Instructions to follow -> Using the data below, copy every line that contains the word "name".

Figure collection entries
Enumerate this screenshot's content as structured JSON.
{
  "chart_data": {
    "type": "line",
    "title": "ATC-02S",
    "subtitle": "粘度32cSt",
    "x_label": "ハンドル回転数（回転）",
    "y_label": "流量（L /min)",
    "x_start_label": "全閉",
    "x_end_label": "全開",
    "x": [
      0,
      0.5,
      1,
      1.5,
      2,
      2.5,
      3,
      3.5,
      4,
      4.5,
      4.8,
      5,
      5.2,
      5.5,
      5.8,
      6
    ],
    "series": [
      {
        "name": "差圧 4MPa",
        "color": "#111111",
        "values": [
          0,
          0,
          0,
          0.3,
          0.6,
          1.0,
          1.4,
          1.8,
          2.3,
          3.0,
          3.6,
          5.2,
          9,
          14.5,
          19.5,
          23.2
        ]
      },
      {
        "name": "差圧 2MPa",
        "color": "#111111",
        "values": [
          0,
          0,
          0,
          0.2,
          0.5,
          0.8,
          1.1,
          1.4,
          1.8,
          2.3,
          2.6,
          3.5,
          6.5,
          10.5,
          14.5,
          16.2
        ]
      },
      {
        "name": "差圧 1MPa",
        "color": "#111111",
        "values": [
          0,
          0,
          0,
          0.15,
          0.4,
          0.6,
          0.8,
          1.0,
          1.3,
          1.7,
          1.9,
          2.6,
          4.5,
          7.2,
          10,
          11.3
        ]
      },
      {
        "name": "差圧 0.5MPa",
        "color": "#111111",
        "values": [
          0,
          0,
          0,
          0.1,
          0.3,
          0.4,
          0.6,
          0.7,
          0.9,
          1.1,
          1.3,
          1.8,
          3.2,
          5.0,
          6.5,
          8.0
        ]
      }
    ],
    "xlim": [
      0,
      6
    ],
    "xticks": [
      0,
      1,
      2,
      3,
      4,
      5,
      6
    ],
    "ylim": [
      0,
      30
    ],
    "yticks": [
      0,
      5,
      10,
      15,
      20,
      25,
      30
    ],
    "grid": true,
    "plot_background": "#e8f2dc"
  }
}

Result of the task ->
        "name": "差圧 4MPa",
        "name": "差圧 2MPa",
        "name": "差圧 1MPa",
        "name": "差圧 0.5MPa",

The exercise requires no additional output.